Set task:
Go through the entries below and copy each line containing the word "screenshot".

Available data:
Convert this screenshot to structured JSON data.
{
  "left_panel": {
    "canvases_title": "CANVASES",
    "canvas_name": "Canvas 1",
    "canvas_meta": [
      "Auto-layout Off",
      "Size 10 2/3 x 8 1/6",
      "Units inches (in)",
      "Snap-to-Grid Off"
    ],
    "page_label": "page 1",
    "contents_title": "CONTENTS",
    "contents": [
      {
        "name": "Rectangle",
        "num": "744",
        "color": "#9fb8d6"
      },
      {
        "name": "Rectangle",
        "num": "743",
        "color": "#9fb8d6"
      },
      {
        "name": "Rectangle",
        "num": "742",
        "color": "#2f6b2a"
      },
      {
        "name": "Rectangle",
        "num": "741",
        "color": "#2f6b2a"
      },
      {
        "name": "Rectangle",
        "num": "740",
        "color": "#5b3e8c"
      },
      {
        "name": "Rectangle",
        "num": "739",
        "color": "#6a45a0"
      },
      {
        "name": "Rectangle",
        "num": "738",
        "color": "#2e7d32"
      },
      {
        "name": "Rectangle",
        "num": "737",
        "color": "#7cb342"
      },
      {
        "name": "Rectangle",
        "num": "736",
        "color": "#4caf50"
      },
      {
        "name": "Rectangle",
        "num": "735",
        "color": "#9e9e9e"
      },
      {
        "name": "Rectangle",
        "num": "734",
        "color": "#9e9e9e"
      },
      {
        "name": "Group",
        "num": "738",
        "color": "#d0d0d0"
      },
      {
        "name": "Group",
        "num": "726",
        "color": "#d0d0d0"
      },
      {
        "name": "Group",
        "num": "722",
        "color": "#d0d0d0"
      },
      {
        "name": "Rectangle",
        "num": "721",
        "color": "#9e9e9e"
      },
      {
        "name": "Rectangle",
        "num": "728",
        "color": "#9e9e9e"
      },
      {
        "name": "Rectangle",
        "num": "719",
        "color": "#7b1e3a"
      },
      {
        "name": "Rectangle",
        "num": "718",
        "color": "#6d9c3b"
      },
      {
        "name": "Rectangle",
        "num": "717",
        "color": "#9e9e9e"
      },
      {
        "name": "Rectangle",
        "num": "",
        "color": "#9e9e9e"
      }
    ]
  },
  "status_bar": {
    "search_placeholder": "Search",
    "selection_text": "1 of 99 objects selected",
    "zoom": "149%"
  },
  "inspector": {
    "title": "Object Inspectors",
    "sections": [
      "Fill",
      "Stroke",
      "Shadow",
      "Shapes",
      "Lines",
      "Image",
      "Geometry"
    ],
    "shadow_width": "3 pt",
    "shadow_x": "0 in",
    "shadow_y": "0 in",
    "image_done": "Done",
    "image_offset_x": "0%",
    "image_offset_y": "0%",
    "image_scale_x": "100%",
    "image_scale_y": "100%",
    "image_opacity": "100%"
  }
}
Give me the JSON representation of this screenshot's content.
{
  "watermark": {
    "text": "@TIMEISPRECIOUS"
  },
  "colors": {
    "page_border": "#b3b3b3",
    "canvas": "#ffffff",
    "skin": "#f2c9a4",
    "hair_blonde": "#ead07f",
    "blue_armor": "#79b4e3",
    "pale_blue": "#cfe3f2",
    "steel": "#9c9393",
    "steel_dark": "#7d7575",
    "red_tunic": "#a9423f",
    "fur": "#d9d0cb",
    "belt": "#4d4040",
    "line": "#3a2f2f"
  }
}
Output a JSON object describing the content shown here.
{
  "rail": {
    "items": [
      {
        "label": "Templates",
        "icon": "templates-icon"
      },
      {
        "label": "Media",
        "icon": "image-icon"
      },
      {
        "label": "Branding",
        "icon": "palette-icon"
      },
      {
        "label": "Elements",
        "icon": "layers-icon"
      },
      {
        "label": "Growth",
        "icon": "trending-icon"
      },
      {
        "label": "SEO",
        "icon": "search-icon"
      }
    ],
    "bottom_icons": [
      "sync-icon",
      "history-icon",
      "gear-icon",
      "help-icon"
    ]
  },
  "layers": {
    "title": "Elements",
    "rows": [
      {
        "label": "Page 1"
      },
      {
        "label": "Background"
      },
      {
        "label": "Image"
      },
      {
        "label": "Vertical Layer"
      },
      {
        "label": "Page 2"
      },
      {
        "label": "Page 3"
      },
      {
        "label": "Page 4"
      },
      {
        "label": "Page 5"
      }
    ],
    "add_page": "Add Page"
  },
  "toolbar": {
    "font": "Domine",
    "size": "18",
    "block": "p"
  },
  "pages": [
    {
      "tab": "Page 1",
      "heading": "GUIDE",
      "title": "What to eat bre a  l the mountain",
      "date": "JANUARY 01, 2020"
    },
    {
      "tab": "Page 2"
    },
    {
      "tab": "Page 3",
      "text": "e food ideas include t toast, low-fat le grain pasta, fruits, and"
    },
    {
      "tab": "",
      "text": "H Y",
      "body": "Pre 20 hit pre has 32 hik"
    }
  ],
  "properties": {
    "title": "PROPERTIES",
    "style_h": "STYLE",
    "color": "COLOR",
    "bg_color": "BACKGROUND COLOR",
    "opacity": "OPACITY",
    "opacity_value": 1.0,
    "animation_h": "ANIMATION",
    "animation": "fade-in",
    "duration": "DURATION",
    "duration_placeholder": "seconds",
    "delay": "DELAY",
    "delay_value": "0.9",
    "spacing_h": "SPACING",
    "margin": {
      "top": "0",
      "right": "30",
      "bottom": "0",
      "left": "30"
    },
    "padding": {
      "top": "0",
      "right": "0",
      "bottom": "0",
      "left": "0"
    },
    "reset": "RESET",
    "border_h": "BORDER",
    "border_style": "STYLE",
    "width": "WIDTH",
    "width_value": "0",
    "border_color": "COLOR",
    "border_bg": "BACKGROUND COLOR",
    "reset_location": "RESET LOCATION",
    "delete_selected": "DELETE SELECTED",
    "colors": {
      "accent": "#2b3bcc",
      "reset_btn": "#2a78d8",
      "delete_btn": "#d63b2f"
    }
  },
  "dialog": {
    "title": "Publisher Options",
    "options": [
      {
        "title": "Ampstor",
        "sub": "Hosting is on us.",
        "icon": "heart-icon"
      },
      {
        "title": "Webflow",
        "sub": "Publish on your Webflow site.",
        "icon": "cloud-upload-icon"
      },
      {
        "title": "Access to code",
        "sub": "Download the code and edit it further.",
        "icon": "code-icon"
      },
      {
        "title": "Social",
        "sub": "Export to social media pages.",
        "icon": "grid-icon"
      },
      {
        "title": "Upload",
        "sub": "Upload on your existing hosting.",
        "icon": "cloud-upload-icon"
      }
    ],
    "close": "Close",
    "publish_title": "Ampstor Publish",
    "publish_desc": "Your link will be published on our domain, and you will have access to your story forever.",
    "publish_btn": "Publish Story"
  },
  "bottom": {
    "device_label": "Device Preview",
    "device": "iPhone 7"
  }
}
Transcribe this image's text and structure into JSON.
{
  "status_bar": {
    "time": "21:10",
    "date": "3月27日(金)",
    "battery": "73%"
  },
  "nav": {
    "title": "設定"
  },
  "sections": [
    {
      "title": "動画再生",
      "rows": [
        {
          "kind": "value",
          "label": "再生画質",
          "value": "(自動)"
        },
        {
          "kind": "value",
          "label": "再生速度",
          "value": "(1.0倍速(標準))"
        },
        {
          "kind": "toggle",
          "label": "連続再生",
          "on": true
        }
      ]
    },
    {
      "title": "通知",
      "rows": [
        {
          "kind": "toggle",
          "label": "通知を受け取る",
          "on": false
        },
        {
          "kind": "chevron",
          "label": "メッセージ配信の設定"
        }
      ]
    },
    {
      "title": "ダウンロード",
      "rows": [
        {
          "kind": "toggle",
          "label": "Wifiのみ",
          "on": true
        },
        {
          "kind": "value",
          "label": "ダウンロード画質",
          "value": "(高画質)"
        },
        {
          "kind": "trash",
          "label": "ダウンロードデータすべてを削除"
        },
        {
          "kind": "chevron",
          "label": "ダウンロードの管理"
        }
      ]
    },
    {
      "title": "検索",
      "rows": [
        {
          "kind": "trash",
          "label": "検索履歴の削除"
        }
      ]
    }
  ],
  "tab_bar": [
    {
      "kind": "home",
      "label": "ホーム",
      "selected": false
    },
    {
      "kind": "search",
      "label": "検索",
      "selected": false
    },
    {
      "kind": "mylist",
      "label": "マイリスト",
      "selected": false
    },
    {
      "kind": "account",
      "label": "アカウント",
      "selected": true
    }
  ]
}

Reply to the task:
Convert this screenshot to structured JSON data.
Give me the JSON representation of this screenshot's content.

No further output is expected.